> [Problem] Copy out each line in the material below that has the word "vuông".

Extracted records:
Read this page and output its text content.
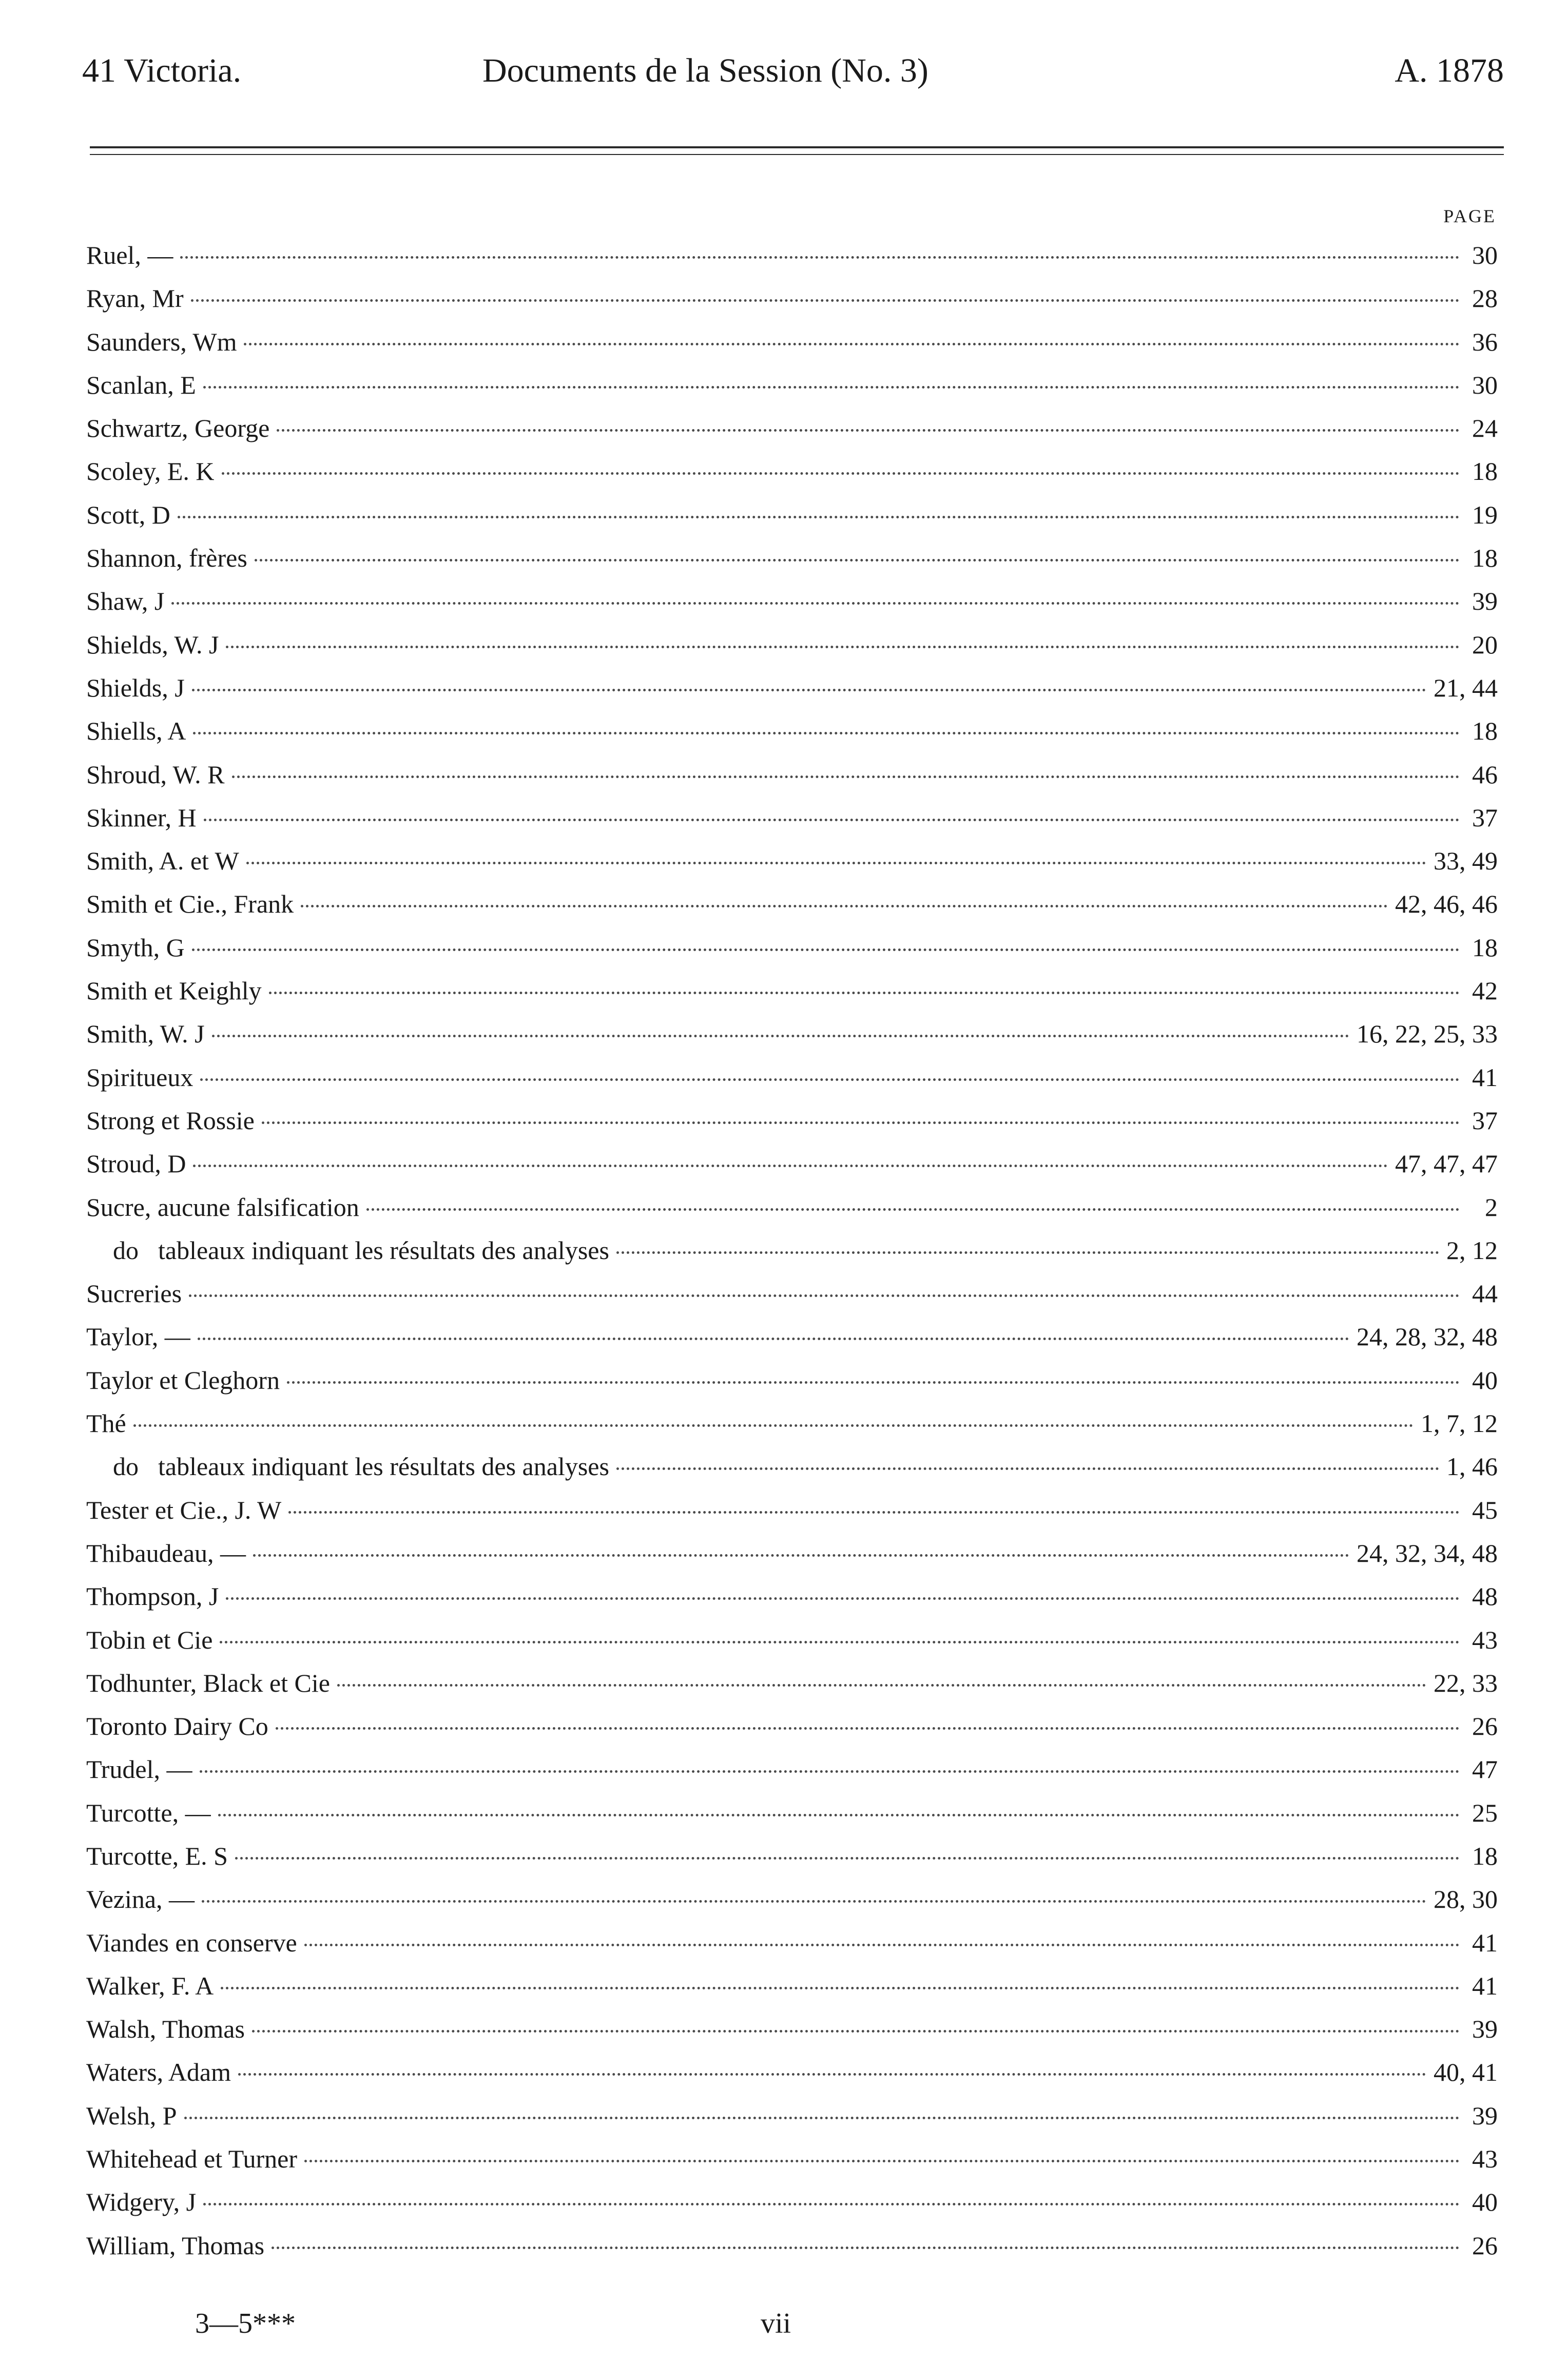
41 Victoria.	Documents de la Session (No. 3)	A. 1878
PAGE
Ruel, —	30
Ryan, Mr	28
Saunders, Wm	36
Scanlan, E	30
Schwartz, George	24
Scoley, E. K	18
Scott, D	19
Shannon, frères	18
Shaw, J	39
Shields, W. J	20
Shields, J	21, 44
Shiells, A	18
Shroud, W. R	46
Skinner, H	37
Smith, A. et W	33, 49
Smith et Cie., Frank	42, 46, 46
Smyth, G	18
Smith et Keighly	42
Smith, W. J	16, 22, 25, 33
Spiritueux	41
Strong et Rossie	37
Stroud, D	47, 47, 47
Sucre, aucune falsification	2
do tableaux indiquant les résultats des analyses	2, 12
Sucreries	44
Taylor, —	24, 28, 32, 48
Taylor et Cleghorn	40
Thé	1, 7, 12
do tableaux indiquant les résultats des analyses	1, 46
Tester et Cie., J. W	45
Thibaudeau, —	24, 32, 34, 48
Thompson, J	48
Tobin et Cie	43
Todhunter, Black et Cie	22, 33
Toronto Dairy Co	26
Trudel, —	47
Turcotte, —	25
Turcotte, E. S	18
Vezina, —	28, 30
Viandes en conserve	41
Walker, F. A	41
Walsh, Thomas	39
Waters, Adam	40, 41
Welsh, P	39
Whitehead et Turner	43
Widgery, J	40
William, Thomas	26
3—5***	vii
* * *
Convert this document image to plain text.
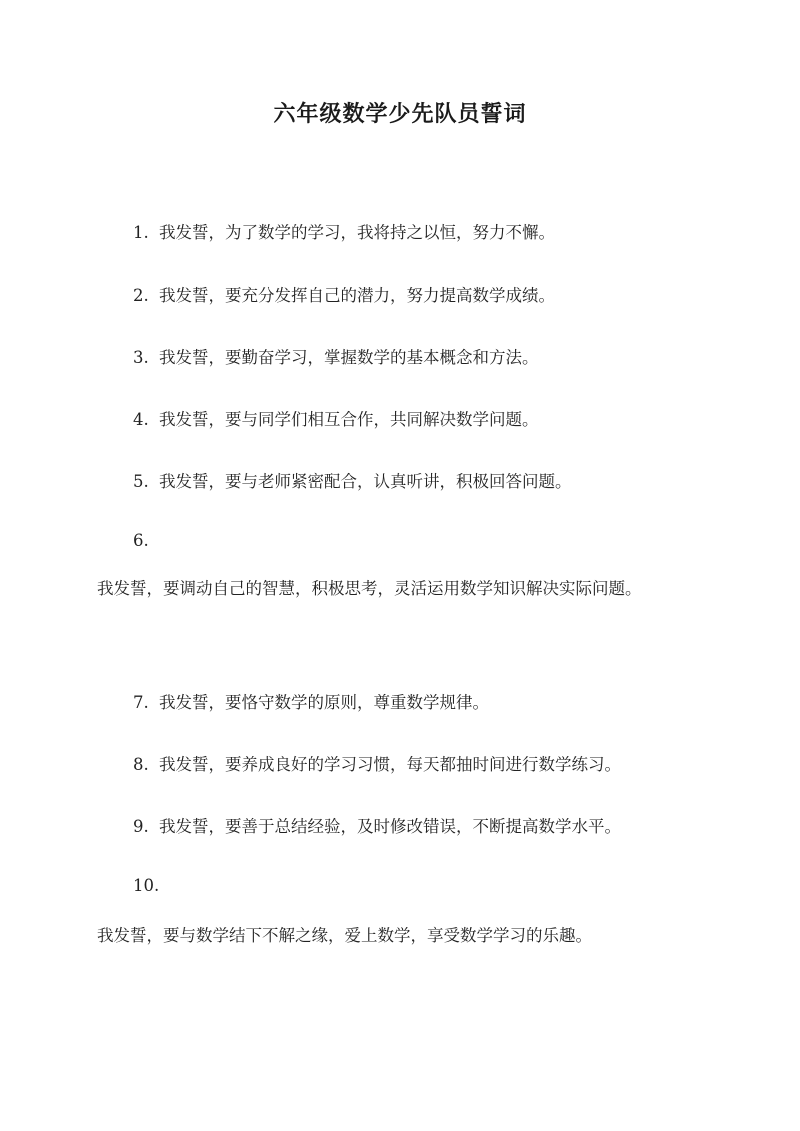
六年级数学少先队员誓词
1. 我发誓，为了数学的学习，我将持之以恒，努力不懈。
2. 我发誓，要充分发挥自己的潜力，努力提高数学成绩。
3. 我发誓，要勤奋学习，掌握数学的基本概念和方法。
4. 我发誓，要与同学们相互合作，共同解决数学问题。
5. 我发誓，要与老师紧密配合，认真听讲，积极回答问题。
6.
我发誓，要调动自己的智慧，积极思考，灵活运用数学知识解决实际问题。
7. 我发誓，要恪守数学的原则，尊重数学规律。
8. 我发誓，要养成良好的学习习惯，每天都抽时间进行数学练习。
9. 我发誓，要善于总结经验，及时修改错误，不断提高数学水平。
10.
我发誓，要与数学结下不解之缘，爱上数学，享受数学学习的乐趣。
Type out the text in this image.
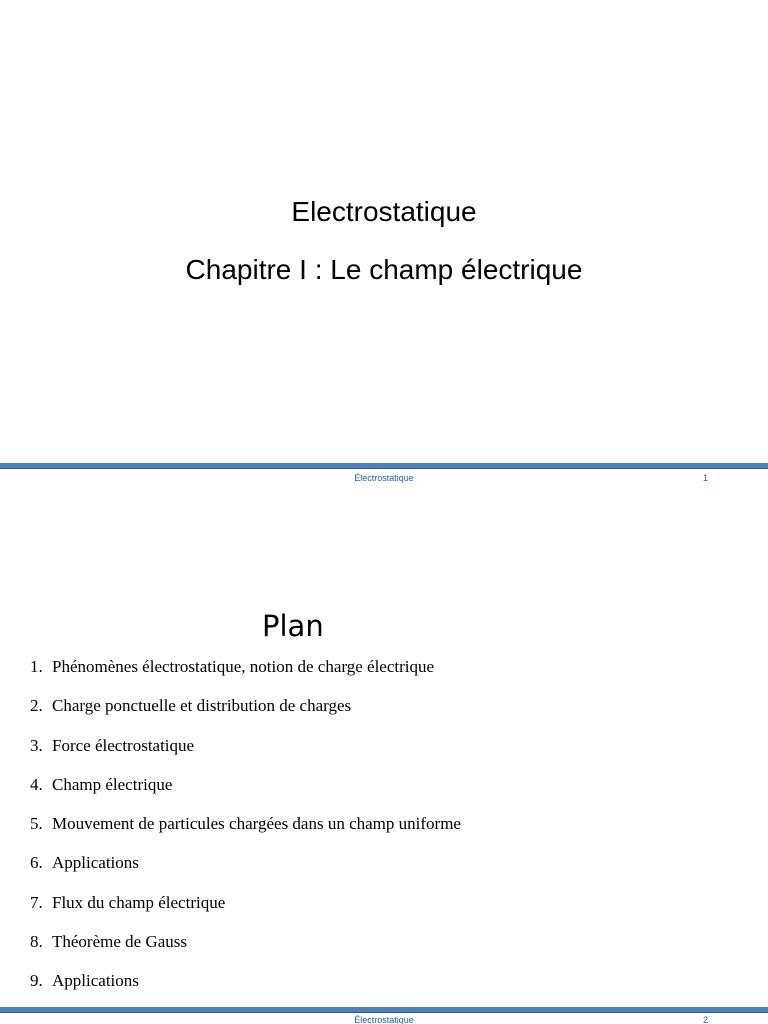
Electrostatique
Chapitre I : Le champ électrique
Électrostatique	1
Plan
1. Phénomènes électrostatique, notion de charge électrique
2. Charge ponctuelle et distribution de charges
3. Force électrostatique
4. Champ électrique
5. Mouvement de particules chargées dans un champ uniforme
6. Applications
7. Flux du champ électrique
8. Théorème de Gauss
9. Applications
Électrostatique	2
---
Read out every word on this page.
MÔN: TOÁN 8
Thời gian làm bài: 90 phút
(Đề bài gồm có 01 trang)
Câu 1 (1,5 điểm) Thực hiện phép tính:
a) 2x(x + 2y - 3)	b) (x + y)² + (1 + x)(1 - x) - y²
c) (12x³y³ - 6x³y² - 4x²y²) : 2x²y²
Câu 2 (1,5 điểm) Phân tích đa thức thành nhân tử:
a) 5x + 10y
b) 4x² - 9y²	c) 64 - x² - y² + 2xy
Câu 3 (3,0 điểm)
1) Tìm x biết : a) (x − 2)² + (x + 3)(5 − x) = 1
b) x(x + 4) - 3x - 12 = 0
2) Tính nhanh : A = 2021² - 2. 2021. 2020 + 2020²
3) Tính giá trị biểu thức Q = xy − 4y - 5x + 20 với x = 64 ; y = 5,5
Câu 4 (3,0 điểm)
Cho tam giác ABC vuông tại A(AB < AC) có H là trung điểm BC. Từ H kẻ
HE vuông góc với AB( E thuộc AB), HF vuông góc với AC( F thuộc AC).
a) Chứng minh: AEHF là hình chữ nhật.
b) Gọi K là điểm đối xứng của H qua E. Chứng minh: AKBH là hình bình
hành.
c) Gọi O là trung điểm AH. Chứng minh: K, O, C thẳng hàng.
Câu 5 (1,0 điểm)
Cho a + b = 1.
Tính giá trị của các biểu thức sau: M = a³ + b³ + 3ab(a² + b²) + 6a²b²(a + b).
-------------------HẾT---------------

> [Exercise result]
Cho tam giác ABC vuông tại A(AB < AC) có H là trung điểm BC. Từ H kẻ
HE vuông góc với AB( E thuộc AB), HF vuông góc với AC( F thuộc AC).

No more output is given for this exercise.